§ **Instruction**:
Any picture among the records should be left out, please; retype the rest exactly.

———

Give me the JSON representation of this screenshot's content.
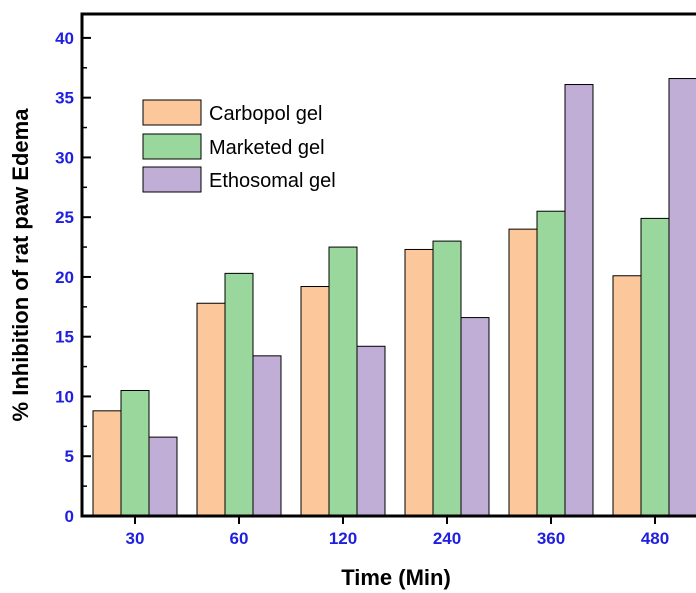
{
  "chart_data": {
    "type": "bar",
    "xlabel": "Time (Min)",
    "ylabel": "% Inhibition of rat paw Edema",
    "categories": [
      "30",
      "60",
      "120",
      "240",
      "360",
      "480"
    ],
    "ylim": [
      0,
      42
    ],
    "yticks": [
      "0",
      "5",
      "10",
      "15",
      "20",
      "25",
      "30",
      "35",
      "40"
    ],
    "grid": false,
    "legend_position": "top-left",
    "series": [
      {
        "name": "Carbopol gel",
        "color": "#fcc79a",
        "values": [
          8.8,
          17.8,
          19.2,
          22.3,
          24.0,
          20.1
        ]
      },
      {
        "name": "Marketed gel",
        "color": "#9ad79c",
        "values": [
          10.5,
          20.3,
          22.5,
          23.0,
          25.5,
          24.9
        ]
      },
      {
        "name": "Ethosomal gel",
        "color": "#c0aed6",
        "values": [
          6.6,
          13.4,
          14.2,
          16.6,
          36.1,
          36.6
        ]
      }
    ]
  }
}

———

§ **Solution**:
Give me the JSON representation of this screenshot's content.
{
  "chart_data": {
    "type": "bar",
    "xlabel": "Time (Min)",
    "ylabel": "% Inhibition of rat paw Edema",
    "categories": [
      "30",
      "60",
      "120",
      "240",
      "360",
      "480"
    ],
    "ylim": [
      0,
      42
    ],
    "yticks": [
      "0",
      "5",
      "10",
      "15",
      "20",
      "25",
      "30",
      "35",
      "40"
    ],
    "grid": false,
    "legend_position": "top-left",
    "series": [
      {
        "name": "Carbopol gel",
        "color": "#fcc79a",
        "values": [
          8.8,
          17.8,
          19.2,
          22.3,
          24.0,
          20.1
        ]
      },
      {
        "name": "Marketed gel",
        "color": "#9ad79c",
        "values": [
          10.5,
          20.3,
          22.5,
          23.0,
          25.5,
          24.9
        ]
      },
      {
        "name": "Ethosomal gel",
        "color": "#c0aed6",
        "values": [
          6.6,
          13.4,
          14.2,
          16.6,
          36.1,
          36.6
        ]
      }
    ]
  }
}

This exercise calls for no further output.